(Page excerpt):
P.S - It also looks amazing.

ROAR: We especially love your Adventure film pics of the Australian outback. Seeing places people only dream about. Tell us about your opportunity to get to do this?

Sam: Myself and 2 friends formulated an idea at the beginning of 2014 to showcase outdoor exploration in a fun and accessible manner through webisodes and photo journals, which would be hosted via our website. We named the business Tales To Tell, for which I act as creative director and content producer. Essentially I film, produce, edit and direct everything we do. Anyhow, last year we made a pilot episode which we pitched to various connections in hope of sponsorship. One of those was Toyota who got on board with the concept of us doing 6 episodes about exploring Australia. Essentially the underlying message in our work is to encourage people to explore their own backyard. We live in an amazing country that most people haven’t seen 10% of.

(Task description):
For each statement, say whether it agrees with the interview excerpt. Answer yes or no and quote the exact words of the excerpt that decide it.
(a) Sam and two friends came up with the idea at the beginning of 2014.
(b) Toyota backed the concept of doing twelve episodes about exploring Australia.
(c) The webisodes and photo journals were to be hosted on YouTube.
None of the stored items below are needed to work with the interview excerpt.

Stored items
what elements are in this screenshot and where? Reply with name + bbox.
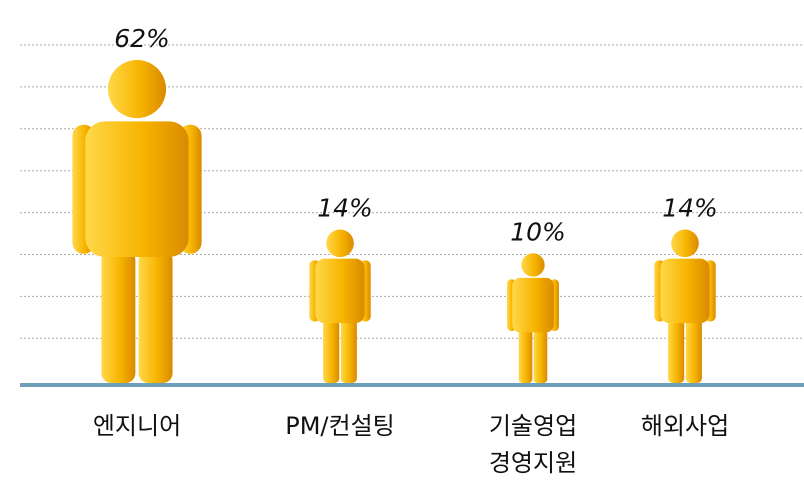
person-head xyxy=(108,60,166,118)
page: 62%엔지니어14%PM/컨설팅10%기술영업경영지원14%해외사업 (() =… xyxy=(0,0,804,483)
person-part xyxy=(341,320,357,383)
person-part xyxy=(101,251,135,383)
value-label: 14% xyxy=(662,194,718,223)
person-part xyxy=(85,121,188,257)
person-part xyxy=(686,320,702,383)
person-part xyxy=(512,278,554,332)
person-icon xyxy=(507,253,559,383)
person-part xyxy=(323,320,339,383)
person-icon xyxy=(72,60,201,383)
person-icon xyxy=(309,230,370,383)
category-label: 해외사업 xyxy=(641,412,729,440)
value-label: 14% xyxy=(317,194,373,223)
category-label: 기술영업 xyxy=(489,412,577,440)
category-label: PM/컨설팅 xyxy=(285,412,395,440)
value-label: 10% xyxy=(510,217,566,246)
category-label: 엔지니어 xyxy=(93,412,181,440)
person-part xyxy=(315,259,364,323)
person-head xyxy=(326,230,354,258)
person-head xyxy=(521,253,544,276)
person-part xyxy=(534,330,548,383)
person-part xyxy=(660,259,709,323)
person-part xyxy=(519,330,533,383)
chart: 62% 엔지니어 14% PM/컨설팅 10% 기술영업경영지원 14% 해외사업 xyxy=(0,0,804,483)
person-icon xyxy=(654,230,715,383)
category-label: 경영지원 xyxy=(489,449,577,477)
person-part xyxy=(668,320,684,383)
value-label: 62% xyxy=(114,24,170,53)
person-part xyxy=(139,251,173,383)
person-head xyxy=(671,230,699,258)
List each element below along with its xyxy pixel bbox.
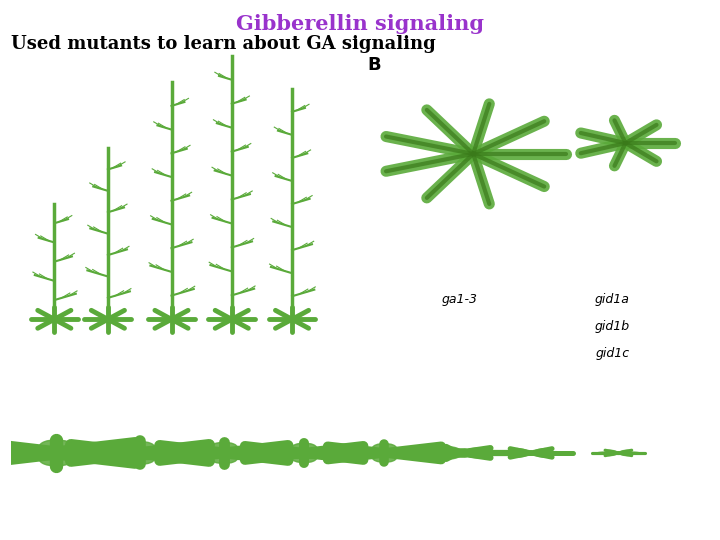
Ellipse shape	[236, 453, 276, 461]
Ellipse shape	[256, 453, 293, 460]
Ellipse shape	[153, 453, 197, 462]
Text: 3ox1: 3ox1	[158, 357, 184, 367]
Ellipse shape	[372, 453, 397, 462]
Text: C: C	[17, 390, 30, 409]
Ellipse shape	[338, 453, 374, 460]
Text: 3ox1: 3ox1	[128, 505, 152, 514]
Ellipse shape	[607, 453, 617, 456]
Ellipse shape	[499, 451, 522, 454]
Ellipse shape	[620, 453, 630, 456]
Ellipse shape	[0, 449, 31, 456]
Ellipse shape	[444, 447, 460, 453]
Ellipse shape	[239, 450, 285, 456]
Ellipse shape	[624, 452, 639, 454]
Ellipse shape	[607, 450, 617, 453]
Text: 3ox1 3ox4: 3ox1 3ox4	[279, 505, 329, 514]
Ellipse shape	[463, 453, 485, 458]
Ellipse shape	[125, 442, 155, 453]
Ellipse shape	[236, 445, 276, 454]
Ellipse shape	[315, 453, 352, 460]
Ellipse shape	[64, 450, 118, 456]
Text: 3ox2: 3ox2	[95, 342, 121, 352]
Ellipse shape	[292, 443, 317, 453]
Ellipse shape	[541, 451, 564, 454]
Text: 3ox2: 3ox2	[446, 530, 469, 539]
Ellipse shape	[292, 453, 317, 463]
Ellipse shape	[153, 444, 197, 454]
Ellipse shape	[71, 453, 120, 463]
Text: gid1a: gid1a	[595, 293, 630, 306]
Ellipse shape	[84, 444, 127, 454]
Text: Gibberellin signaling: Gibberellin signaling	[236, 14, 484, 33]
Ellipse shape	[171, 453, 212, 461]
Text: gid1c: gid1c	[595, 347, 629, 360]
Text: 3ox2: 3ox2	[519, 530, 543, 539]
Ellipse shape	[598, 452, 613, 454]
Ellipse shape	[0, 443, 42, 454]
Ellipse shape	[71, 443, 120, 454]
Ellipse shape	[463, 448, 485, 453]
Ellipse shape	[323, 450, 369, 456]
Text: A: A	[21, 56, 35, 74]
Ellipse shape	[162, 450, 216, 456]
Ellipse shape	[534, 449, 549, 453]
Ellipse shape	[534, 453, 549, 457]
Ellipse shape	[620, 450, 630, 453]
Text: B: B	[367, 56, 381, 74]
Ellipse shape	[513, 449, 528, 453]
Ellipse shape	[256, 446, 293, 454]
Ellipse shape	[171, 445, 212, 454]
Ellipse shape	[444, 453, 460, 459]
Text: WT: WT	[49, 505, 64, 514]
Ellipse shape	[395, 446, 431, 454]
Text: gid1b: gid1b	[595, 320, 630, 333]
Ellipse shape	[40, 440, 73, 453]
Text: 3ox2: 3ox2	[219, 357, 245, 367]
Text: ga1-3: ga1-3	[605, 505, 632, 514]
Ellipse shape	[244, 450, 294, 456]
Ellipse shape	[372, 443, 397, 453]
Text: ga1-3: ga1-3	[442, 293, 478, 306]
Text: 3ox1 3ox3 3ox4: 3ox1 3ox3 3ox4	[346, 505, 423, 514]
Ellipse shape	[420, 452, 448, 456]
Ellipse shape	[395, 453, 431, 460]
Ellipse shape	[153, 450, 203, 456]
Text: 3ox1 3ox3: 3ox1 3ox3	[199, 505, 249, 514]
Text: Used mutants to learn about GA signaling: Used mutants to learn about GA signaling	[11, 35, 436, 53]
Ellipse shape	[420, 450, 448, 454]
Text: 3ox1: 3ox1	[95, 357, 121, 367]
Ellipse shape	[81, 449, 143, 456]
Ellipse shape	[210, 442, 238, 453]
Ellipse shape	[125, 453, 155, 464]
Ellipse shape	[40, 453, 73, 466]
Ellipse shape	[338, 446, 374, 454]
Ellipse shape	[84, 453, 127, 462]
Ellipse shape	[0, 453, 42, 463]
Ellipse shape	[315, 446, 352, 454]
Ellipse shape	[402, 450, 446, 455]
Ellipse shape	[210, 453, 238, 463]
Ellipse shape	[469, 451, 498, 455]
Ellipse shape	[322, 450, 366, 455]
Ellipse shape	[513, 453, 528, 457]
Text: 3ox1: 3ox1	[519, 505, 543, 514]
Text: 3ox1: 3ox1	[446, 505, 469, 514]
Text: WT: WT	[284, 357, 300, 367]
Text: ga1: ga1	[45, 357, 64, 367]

(Output of the task):
(a) Yes: "Myself and 2 friends formulated an idea at the beginning of 2014"
(b) No: "Toyota who got on board with the concept of us doing 6 episodes about exploring Australia"
(c) No: "which would be hosted via our website"